→ DATA PROVIDED:

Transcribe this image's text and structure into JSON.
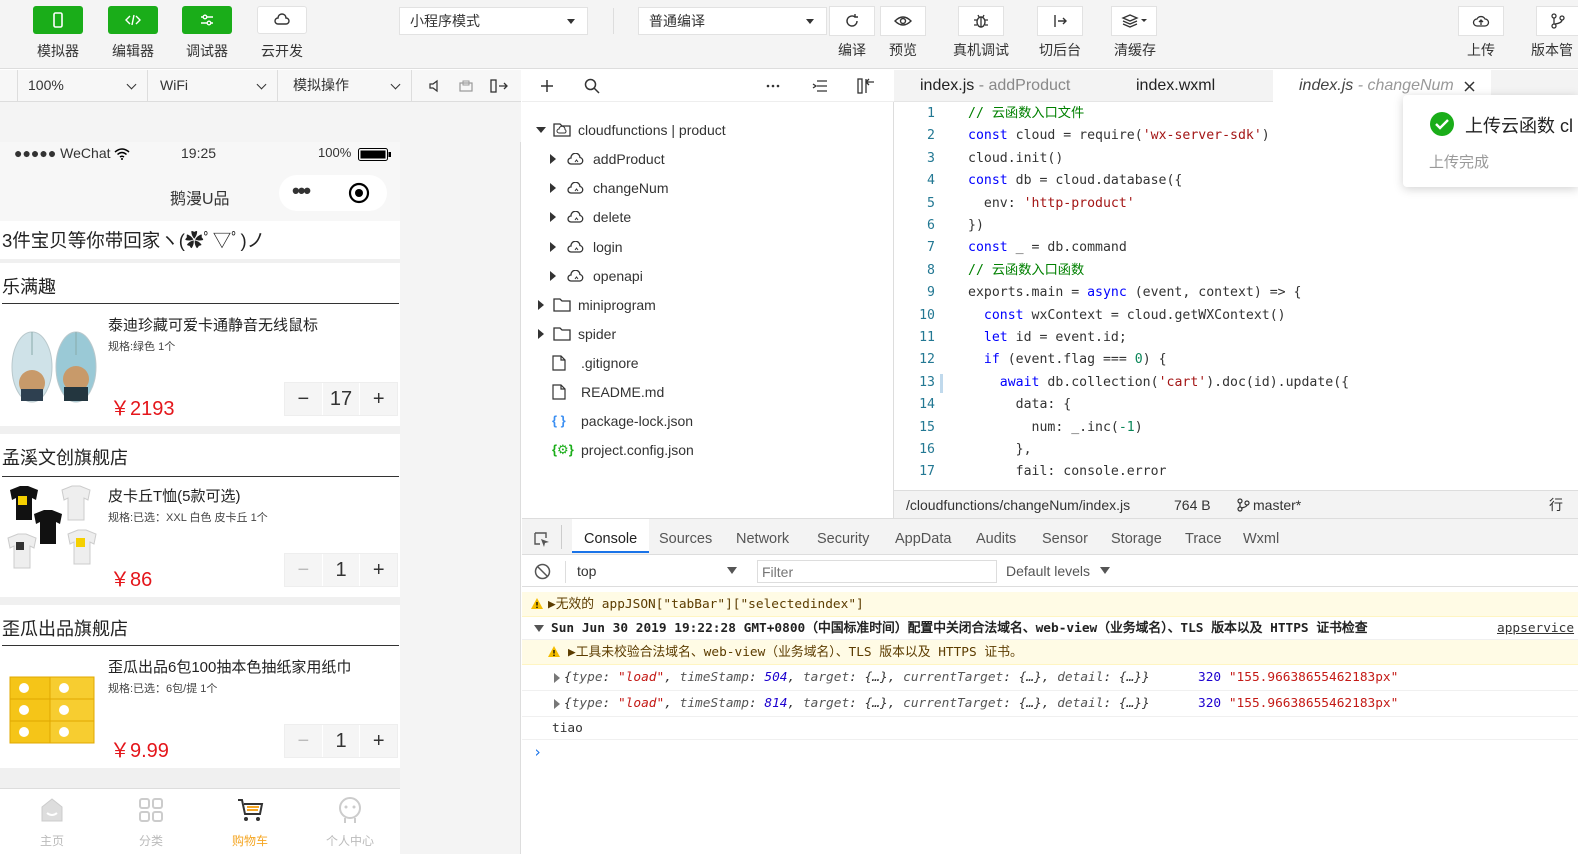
{
  "toolbar": {
    "simulator": "模拟器",
    "editor": "编辑器",
    "debugger": "调试器",
    "cloud": "云开发",
    "mode": "小程序模式",
    "compile_mode": "普通编译",
    "compile": "编译",
    "preview": "预览",
    "real_debug": "真机调试",
    "background": "切后台",
    "clear_cache": "清缓存",
    "upload": "上传",
    "version": "版本管"
  },
  "simbar": {
    "zoom": "100%",
    "network": "WiFi",
    "sim_ops": "模拟操作"
  },
  "phone": {
    "carrier": "●●●●● WeChat",
    "time": "19:25",
    "battery": "100%",
    "nav_title": "鹅漫U品",
    "nav_menu": "•••",
    "banner": "3件宝贝等你带回家ヽ(✿ﾟ▽ﾟ)ノ",
    "shops": [
      {
        "name": "乐满趣",
        "item": "泰迪珍藏可爱卡通静音无线鼠标",
        "spec": "规格:绿色 1个",
        "price": "￥2193",
        "qty": "17"
      },
      {
        "name": "孟溪文创旗舰店",
        "item": "皮卡丘T恤(5款可选)",
        "spec": "规格:已选：XXL 白色 皮卡丘 1个",
        "price": "￥86",
        "qty": "1"
      },
      {
        "name": "歪瓜出品旗舰店",
        "item": "歪瓜出品6包100抽本色抽纸家用纸巾",
        "spec": "规格:已选：6包/提 1个",
        "price": "￥9.99",
        "qty": "1"
      }
    ],
    "stepper_minus": "−",
    "stepper_plus": "+",
    "tabs": [
      {
        "label": "主页",
        "icon": "home-icon"
      },
      {
        "label": "分类",
        "icon": "category-icon"
      },
      {
        "label": "购物车",
        "icon": "cart-icon",
        "active": true
      },
      {
        "label": "个人中心",
        "icon": "profile-icon"
      }
    ],
    "active_color": "#f5a623"
  },
  "explorer": {
    "root": "cloudfunctions | product",
    "items": [
      {
        "label": "addProduct",
        "type": "cloud-folder"
      },
      {
        "label": "changeNum",
        "type": "cloud-folder"
      },
      {
        "label": "delete",
        "type": "cloud-folder"
      },
      {
        "label": "login",
        "type": "cloud-folder"
      },
      {
        "label": "openapi",
        "type": "cloud-folder"
      },
      {
        "label": "miniprogram",
        "type": "folder"
      },
      {
        "label": "spider",
        "type": "folder"
      },
      {
        "label": ".gitignore",
        "type": "file"
      },
      {
        "label": "README.md",
        "type": "file"
      },
      {
        "label": "package-lock.json",
        "type": "json"
      },
      {
        "label": "project.config.json",
        "type": "config"
      }
    ]
  },
  "editor": {
    "tabs": [
      {
        "file": "index.js",
        "path": " - addProduct"
      },
      {
        "file": "index.wxml",
        "path": ""
      },
      {
        "file": "index.js",
        "path": " - changeNum",
        "active": true
      }
    ],
    "lines": [
      "1",
      "2",
      "3",
      "4",
      "5",
      "6",
      "7",
      "8",
      "9",
      "10",
      "11",
      "12",
      "13",
      "14",
      "15",
      "16",
      "17"
    ],
    "status_path": "/cloudfunctions/changeNum/index.js",
    "status_size": "764 B",
    "status_branch": "master*",
    "status_line": "行"
  },
  "toast": {
    "title": "上传云函数 cl",
    "sub": "上传完成"
  },
  "devtools": {
    "tabs": [
      "Console",
      "Sources",
      "Network",
      "Security",
      "AppData",
      "Audits",
      "Sensor",
      "Storage",
      "Trace",
      "Wxml"
    ],
    "context": "top",
    "filter_placeholder": "Filter",
    "levels": "Default levels",
    "log1": "▶无效的 appJSON[\"tabBar\"][\"selectedindex\"]",
    "log2": "Sun Jun 30 2019 19:22:28 GMT+0800（中国标准时间）配置中关闭合法域名、web-view（业务域名）、TLS 版本以及 HTTPS 证书检查",
    "log2_link": "appservice",
    "log3": "▶工具未校验合法域名、web-view（业务域名）、TLS 版本以及 HTTPS 证书。",
    "log6": "tiao",
    "prompt": "›"
  }
}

→ PROBLEM: Report the number of lines holding the string "config", without any other words.

→ SOLUTION TO THIS PROBLEM: 2